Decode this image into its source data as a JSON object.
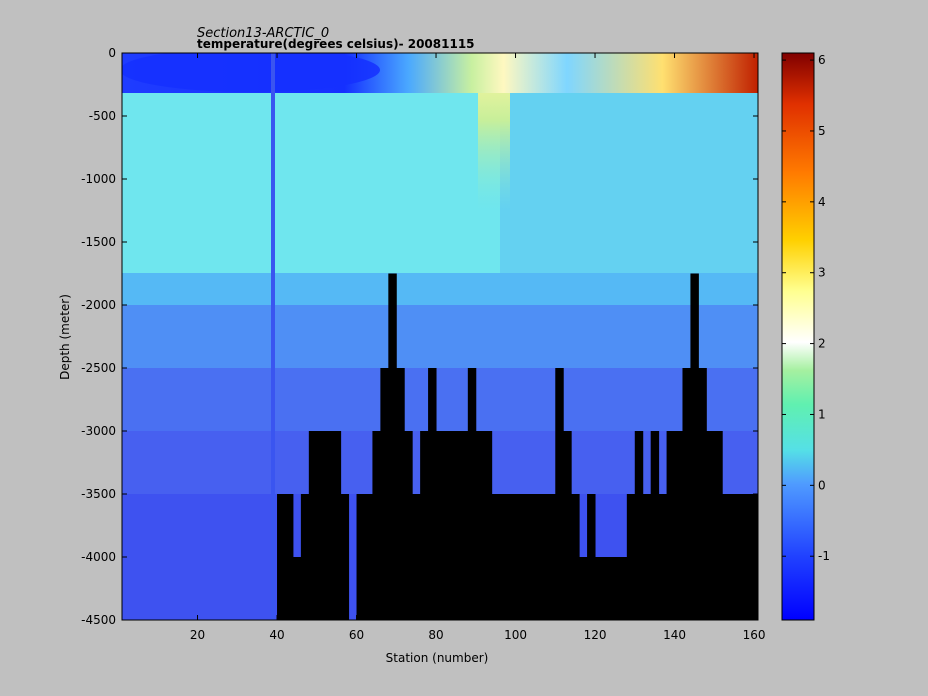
{
  "chart_data": {
    "type": "heatmap",
    "title": "Section13-ARCTIC_0",
    "subtitle": "temperature(degrees  celsius)- 20081115",
    "xlabel": "Station (number)",
    "ylabel": "Depth (meter)",
    "xlim": [
      1,
      161
    ],
    "ylim": [
      -4500,
      0
    ],
    "xticks": [
      20,
      40,
      60,
      80,
      100,
      120,
      140,
      160
    ],
    "yticks": [
      0,
      -500,
      -1000,
      -1500,
      -2000,
      -2500,
      -3000,
      -3500,
      -4000,
      -4500
    ],
    "colorbar": {
      "range": [
        -1.9,
        6.1
      ],
      "ticks": [
        -1,
        0,
        1,
        2,
        3,
        4,
        5,
        6
      ],
      "colormap": "jet"
    },
    "seafloor_color": "#000000",
    "bathymetry": {
      "stations": [
        40,
        42,
        44,
        46,
        48,
        50,
        52,
        54,
        56,
        58,
        60,
        62,
        64,
        66,
        68,
        70,
        72,
        74,
        76,
        78,
        80,
        82,
        84,
        86,
        88,
        90,
        92,
        94,
        96,
        98,
        100,
        102,
        104,
        106,
        108,
        110,
        112,
        114,
        116,
        118,
        120,
        122,
        124,
        126,
        128,
        130,
        132,
        134,
        136,
        138,
        140,
        142,
        144,
        146,
        148,
        150,
        152,
        154,
        156,
        158,
        160
      ],
      "depth": [
        -3500,
        -3500,
        -4000,
        -3500,
        -3000,
        -3000,
        -3000,
        -3000,
        -3500,
        -4500,
        -3500,
        -3500,
        -3000,
        -2500,
        -1750,
        -2500,
        -3000,
        -3500,
        -3000,
        -2500,
        -3000,
        -3000,
        -3000,
        -3000,
        -2500,
        -3000,
        -3000,
        -3500,
        -3500,
        -3500,
        -3500,
        -3500,
        -3500,
        -3500,
        -3500,
        -2500,
        -3000,
        -3500,
        -4000,
        -3500,
        -4000,
        -4000,
        -4000,
        -4000,
        -3500,
        -3000,
        -3500,
        -3000,
        -3500,
        -3000,
        -3000,
        -2500,
        -1750,
        -2500,
        -3000,
        -3000,
        -3500,
        -3500,
        -3500,
        -3500,
        -3500
      ]
    },
    "temperature_zones": {
      "surface_layer_0_250m": -1.5,
      "warm_inflow_core_station_96_to_100": 3.0,
      "warm_surface_station_150_to_161": 5.5,
      "intermediate_250_1700m": 0.1,
      "deep_1700_2500m": -0.3,
      "deep_2500_3500m": -0.8,
      "bottom_3500_4500m": -1.2
    }
  }
}
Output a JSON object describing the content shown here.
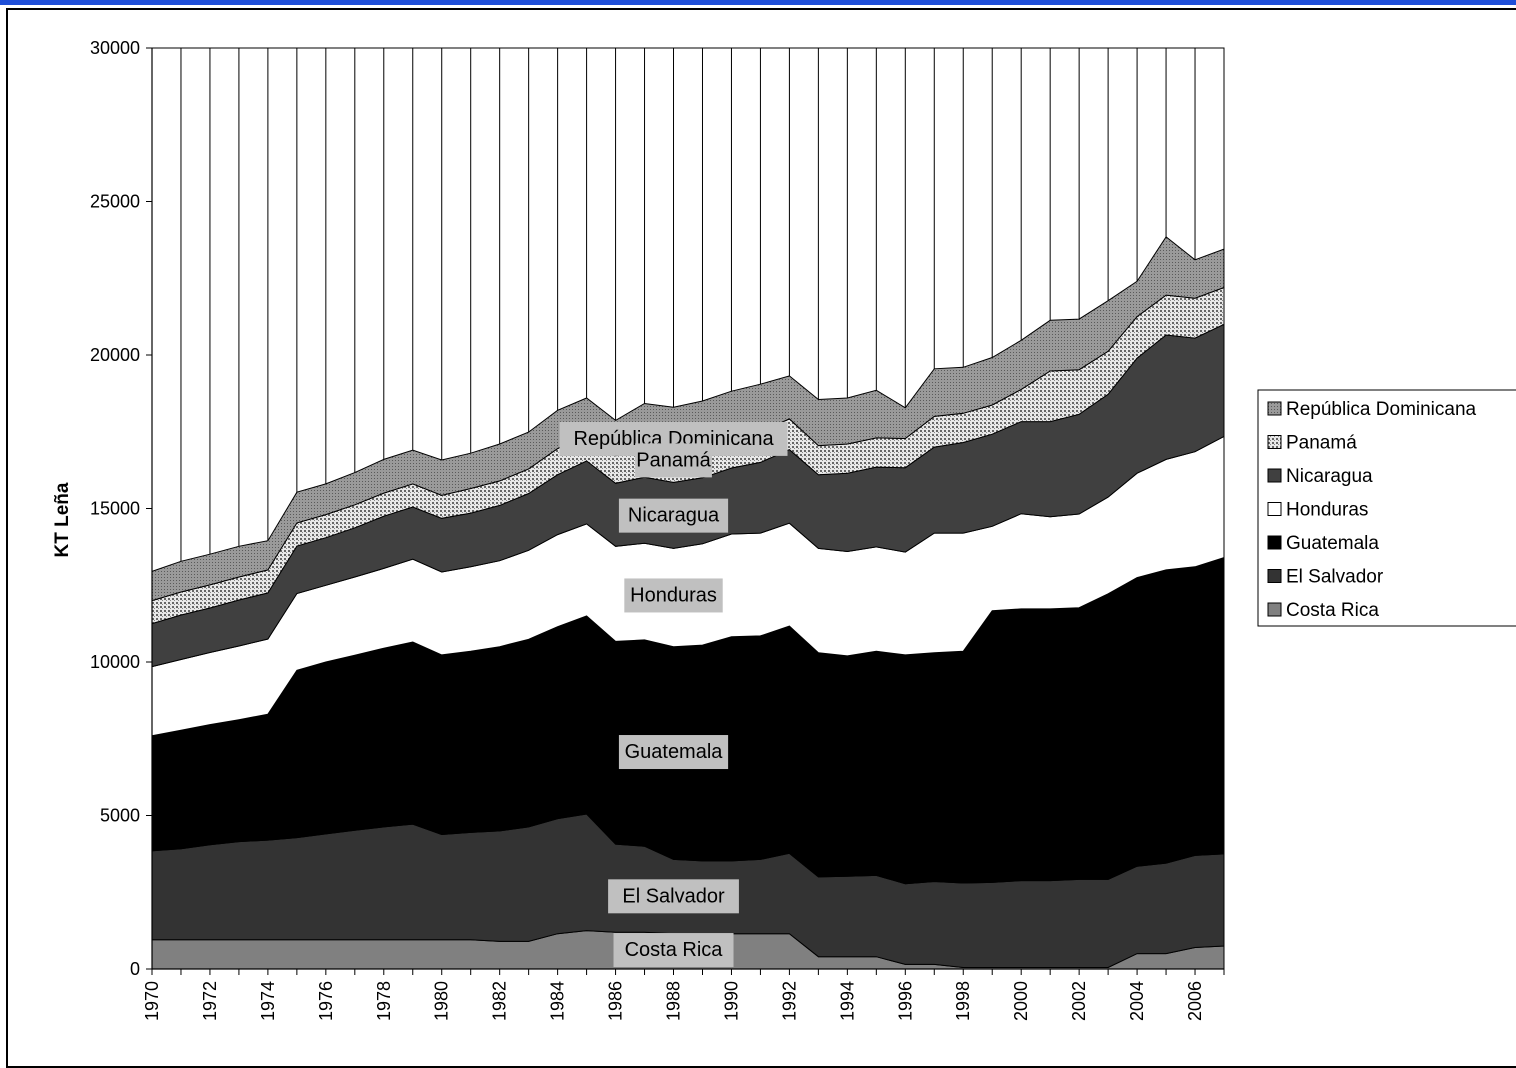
{
  "chart_data": {
    "type": "area",
    "stacked": true,
    "title": "",
    "xlabel": "",
    "ylabel": "KT Leña",
    "ylim": [
      0,
      30000
    ],
    "y_ticks": [
      0,
      5000,
      10000,
      15000,
      20000,
      25000,
      30000
    ],
    "x_tick_labels": [
      "1970",
      "1972",
      "1974",
      "1976",
      "1978",
      "1980",
      "1982",
      "1984",
      "1986",
      "1988",
      "1990",
      "1992",
      "1994",
      "1996",
      "1998",
      "2000",
      "2002",
      "2004",
      "2006"
    ],
    "grid": "vertical lines at each year",
    "legend_position": "right",
    "x": [
      1970,
      1971,
      1972,
      1973,
      1974,
      1975,
      1976,
      1977,
      1978,
      1979,
      1980,
      1981,
      1982,
      1983,
      1984,
      1985,
      1986,
      1987,
      1988,
      1989,
      1990,
      1991,
      1992,
      1993,
      1994,
      1995,
      1996,
      1997,
      1998,
      1999,
      2000,
      2001,
      2002,
      2003,
      2004,
      2005,
      2006,
      2007
    ],
    "series": [
      {
        "name": "Costa Rica",
        "color": "#808080",
        "values": [
          950,
          950,
          950,
          950,
          950,
          950,
          950,
          950,
          950,
          950,
          950,
          950,
          900,
          900,
          1150,
          1250,
          1200,
          1200,
          1150,
          1150,
          1150,
          1150,
          1150,
          400,
          400,
          400,
          150,
          150,
          50,
          50,
          50,
          50,
          50,
          50,
          500,
          500,
          700,
          750
        ]
      },
      {
        "name": "El Salvador",
        "color": "#333333",
        "values": [
          2900,
          2970,
          3100,
          3200,
          3250,
          3330,
          3450,
          3570,
          3680,
          3770,
          3430,
          3500,
          3600,
          3730,
          3750,
          3800,
          2870,
          2800,
          2420,
          2370,
          2370,
          2420,
          2620,
          2600,
          2620,
          2650,
          2630,
          2700,
          2750,
          2770,
          2830,
          2830,
          2870,
          2870,
          2850,
          2950,
          3000,
          3000
        ]
      },
      {
        "name": "Guatemala",
        "color": "#000000",
        "values": [
          3750,
          3860,
          3910,
          3970,
          4100,
          5450,
          5600,
          5700,
          5820,
          5930,
          5850,
          5900,
          6000,
          6110,
          6250,
          6450,
          6600,
          6720,
          6930,
          7030,
          7300,
          7280,
          7400,
          7300,
          7180,
          7300,
          7450,
          7450,
          7550,
          8850,
          8850,
          8850,
          8850,
          9300,
          9400,
          9550,
          9400,
          9650
        ]
      },
      {
        "name": "Honduras",
        "color": "#ffffff",
        "values": [
          2250,
          2300,
          2350,
          2400,
          2450,
          2500,
          2500,
          2550,
          2600,
          2700,
          2700,
          2750,
          2800,
          2900,
          3000,
          3000,
          3100,
          3150,
          3200,
          3300,
          3350,
          3350,
          3350,
          3400,
          3400,
          3400,
          3350,
          3900,
          3850,
          2750,
          3100,
          3000,
          3050,
          3150,
          3400,
          3600,
          3750,
          3950
        ]
      },
      {
        "name": "Nicaragua",
        "color": "#404040",
        "values": [
          1400,
          1450,
          1450,
          1500,
          1500,
          1550,
          1550,
          1600,
          1700,
          1700,
          1750,
          1750,
          1800,
          1850,
          1950,
          2050,
          2050,
          2150,
          2150,
          2150,
          2150,
          2300,
          2400,
          2400,
          2550,
          2600,
          2750,
          2800,
          2950,
          3000,
          3000,
          3100,
          3250,
          3350,
          3750,
          4050,
          3700,
          3650
        ]
      },
      {
        "name": "Panamá",
        "color": "#bdbdbd",
        "pattern": "dotted",
        "values": [
          750,
          750,
          750,
          750,
          750,
          750,
          750,
          750,
          750,
          750,
          750,
          800,
          800,
          800,
          850,
          900,
          900,
          900,
          950,
          950,
          950,
          1000,
          1000,
          950,
          950,
          950,
          950,
          1000,
          950,
          950,
          1050,
          1650,
          1450,
          1400,
          1350,
          1300,
          1300,
          1200
        ]
      },
      {
        "name": "República Dominicana",
        "color": "#8c8c8c",
        "pattern": "fine",
        "values": [
          950,
          1000,
          1000,
          1000,
          950,
          1000,
          1000,
          1050,
          1100,
          1100,
          1150,
          1150,
          1200,
          1200,
          1250,
          1150,
          1150,
          1500,
          1500,
          1550,
          1550,
          1550,
          1400,
          1500,
          1500,
          1550,
          1000,
          1550,
          1500,
          1550,
          1600,
          1650,
          1650,
          1650,
          1150,
          1900,
          1250,
          1250
        ]
      }
    ],
    "area_labels": [
      "República Dominicana",
      "Panamá",
      "Nicaragua",
      "Honduras",
      "Guatemala",
      "El Salvador",
      "Costa Rica"
    ]
  }
}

Stated exercise:
All of the records need repeating exactly, except for the pictures.

Solution to the problem:
Decode this image into its source data as a JSON object.
{
  "chart_data": {
    "type": "heatmap",
    "title": "Section13-ARCTIC_0",
    "subtitle": "temperature(degrees  celsius)- 20081115",
    "xlabel": "Station (number)",
    "ylabel": "Depth (meter)",
    "xlim": [
      1,
      161
    ],
    "ylim": [
      -4500,
      0
    ],
    "xticks": [
      20,
      40,
      60,
      80,
      100,
      120,
      140,
      160
    ],
    "yticks": [
      0,
      -500,
      -1000,
      -1500,
      -2000,
      -2500,
      -3000,
      -3500,
      -4000,
      -4500
    ],
    "colorbar": {
      "range": [
        -1.9,
        6.1
      ],
      "ticks": [
        -1,
        0,
        1,
        2,
        3,
        4,
        5,
        6
      ],
      "colormap": "jet"
    },
    "seafloor_color": "#000000",
    "bathymetry": {
      "stations": [
        40,
        42,
        44,
        46,
        48,
        50,
        52,
        54,
        56,
        58,
        60,
        62,
        64,
        66,
        68,
        70,
        72,
        74,
        76,
        78,
        80,
        82,
        84,
        86,
        88,
        90,
        92,
        94,
        96,
        98,
        100,
        102,
        104,
        106,
        108,
        110,
        112,
        114,
        116,
        118,
        120,
        122,
        124,
        126,
        128,
        130,
        132,
        134,
        136,
        138,
        140,
        142,
        144,
        146,
        148,
        150,
        152,
        154,
        156,
        158,
        160
      ],
      "depth": [
        -3500,
        -3500,
        -4000,
        -3500,
        -3000,
        -3000,
        -3000,
        -3000,
        -3500,
        -4500,
        -3500,
        -3500,
        -3000,
        -2500,
        -1750,
        -2500,
        -3000,
        -3500,
        -3000,
        -2500,
        -3000,
        -3000,
        -3000,
        -3000,
        -2500,
        -3000,
        -3000,
        -3500,
        -3500,
        -3500,
        -3500,
        -3500,
        -3500,
        -3500,
        -3500,
        -2500,
        -3000,
        -3500,
        -4000,
        -3500,
        -4000,
        -4000,
        -4000,
        -4000,
        -3500,
        -3000,
        -3500,
        -3000,
        -3500,
        -3000,
        -3000,
        -2500,
        -1750,
        -2500,
        -3000,
        -3000,
        -3500,
        -3500,
        -3500,
        -3500,
        -3500
      ]
    },
    "temperature_zones": {
      "surface_layer_0_250m": -1.5,
      "warm_inflow_core_station_96_to_100": 3.0,
      "warm_surface_station_150_to_161": 5.5,
      "intermediate_250_1700m": 0.1,
      "deep_1700_2500m": -0.3,
      "deep_2500_3500m": -0.8,
      "bottom_3500_4500m": -1.2
    }
  }
}
Output a JSON object describing the content shown here.
{
  "chart_data": {
    "type": "area",
    "stacked": true,
    "title": "",
    "xlabel": "",
    "ylabel": "KT Leña",
    "ylim": [
      0,
      30000
    ],
    "y_ticks": [
      0,
      5000,
      10000,
      15000,
      20000,
      25000,
      30000
    ],
    "x_tick_labels": [
      "1970",
      "1972",
      "1974",
      "1976",
      "1978",
      "1980",
      "1982",
      "1984",
      "1986",
      "1988",
      "1990",
      "1992",
      "1994",
      "1996",
      "1998",
      "2000",
      "2002",
      "2004",
      "2006"
    ],
    "grid": "vertical lines at each year",
    "legend_position": "right",
    "x": [
      1970,
      1971,
      1972,
      1973,
      1974,
      1975,
      1976,
      1977,
      1978,
      1979,
      1980,
      1981,
      1982,
      1983,
      1984,
      1985,
      1986,
      1987,
      1988,
      1989,
      1990,
      1991,
      1992,
      1993,
      1994,
      1995,
      1996,
      1997,
      1998,
      1999,
      2000,
      2001,
      2002,
      2003,
      2004,
      2005,
      2006,
      2007
    ],
    "series": [
      {
        "name": "Costa Rica",
        "color": "#808080",
        "values": [
          950,
          950,
          950,
          950,
          950,
          950,
          950,
          950,
          950,
          950,
          950,
          950,
          900,
          900,
          1150,
          1250,
          1200,
          1200,
          1150,
          1150,
          1150,
          1150,
          1150,
          400,
          400,
          400,
          150,
          150,
          50,
          50,
          50,
          50,
          50,
          50,
          500,
          500,
          700,
          750
        ]
      },
      {
        "name": "El Salvador",
        "color": "#333333",
        "values": [
          2900,
          2970,
          3100,
          3200,
          3250,
          3330,
          3450,
          3570,
          3680,
          3770,
          3430,
          3500,
          3600,
          3730,
          3750,
          3800,
          2870,
          2800,
          2420,
          2370,
          2370,
          2420,
          2620,
          2600,
          2620,
          2650,
          2630,
          2700,
          2750,
          2770,
          2830,
          2830,
          2870,
          2870,
          2850,
          2950,
          3000,
          3000
        ]
      },
      {
        "name": "Guatemala",
        "color": "#000000",
        "values": [
          3750,
          3860,
          3910,
          3970,
          4100,
          5450,
          5600,
          5700,
          5820,
          5930,
          5850,
          5900,
          6000,
          6110,
          6250,
          6450,
          6600,
          6720,
          6930,
          7030,
          7300,
          7280,
          7400,
          7300,
          7180,
          7300,
          7450,
          7450,
          7550,
          8850,
          8850,
          8850,
          8850,
          9300,
          9400,
          9550,
          9400,
          9650
        ]
      },
      {
        "name": "Honduras",
        "color": "#ffffff",
        "values": [
          2250,
          2300,
          2350,
          2400,
          2450,
          2500,
          2500,
          2550,
          2600,
          2700,
          2700,
          2750,
          2800,
          2900,
          3000,
          3000,
          3100,
          3150,
          3200,
          3300,
          3350,
          3350,
          3350,
          3400,
          3400,
          3400,
          3350,
          3900,
          3850,
          2750,
          3100,
          3000,
          3050,
          3150,
          3400,
          3600,
          3750,
          3950
        ]
      },
      {
        "name": "Nicaragua",
        "color": "#404040",
        "values": [
          1400,
          1450,
          1450,
          1500,
          1500,
          1550,
          1550,
          1600,
          1700,
          1700,
          1750,
          1750,
          1800,
          1850,
          1950,
          2050,
          2050,
          2150,
          2150,
          2150,
          2150,
          2300,
          2400,
          2400,
          2550,
          2600,
          2750,
          2800,
          2950,
          3000,
          3000,
          3100,
          3250,
          3350,
          3750,
          4050,
          3700,
          3650
        ]
      },
      {
        "name": "Panamá",
        "color": "#bdbdbd",
        "pattern": "dotted",
        "values": [
          750,
          750,
          750,
          750,
          750,
          750,
          750,
          750,
          750,
          750,
          750,
          800,
          800,
          800,
          850,
          900,
          900,
          900,
          950,
          950,
          950,
          1000,
          1000,
          950,
          950,
          950,
          950,
          1000,
          950,
          950,
          1050,
          1650,
          1450,
          1400,
          1350,
          1300,
          1300,
          1200
        ]
      },
      {
        "name": "República Dominicana",
        "color": "#8c8c8c",
        "pattern": "fine",
        "values": [
          950,
          1000,
          1000,
          1000,
          950,
          1000,
          1000,
          1050,
          1100,
          1100,
          1150,
          1150,
          1200,
          1200,
          1250,
          1150,
          1150,
          1500,
          1500,
          1550,
          1550,
          1550,
          1400,
          1500,
          1500,
          1550,
          1000,
          1550,
          1500,
          1550,
          1600,
          1650,
          1650,
          1650,
          1150,
          1900,
          1250,
          1250
        ]
      }
    ],
    "area_labels": [
      "República Dominicana",
      "Panamá",
      "Nicaragua",
      "Honduras",
      "Guatemala",
      "El Salvador",
      "Costa Rica"
    ]
  }
}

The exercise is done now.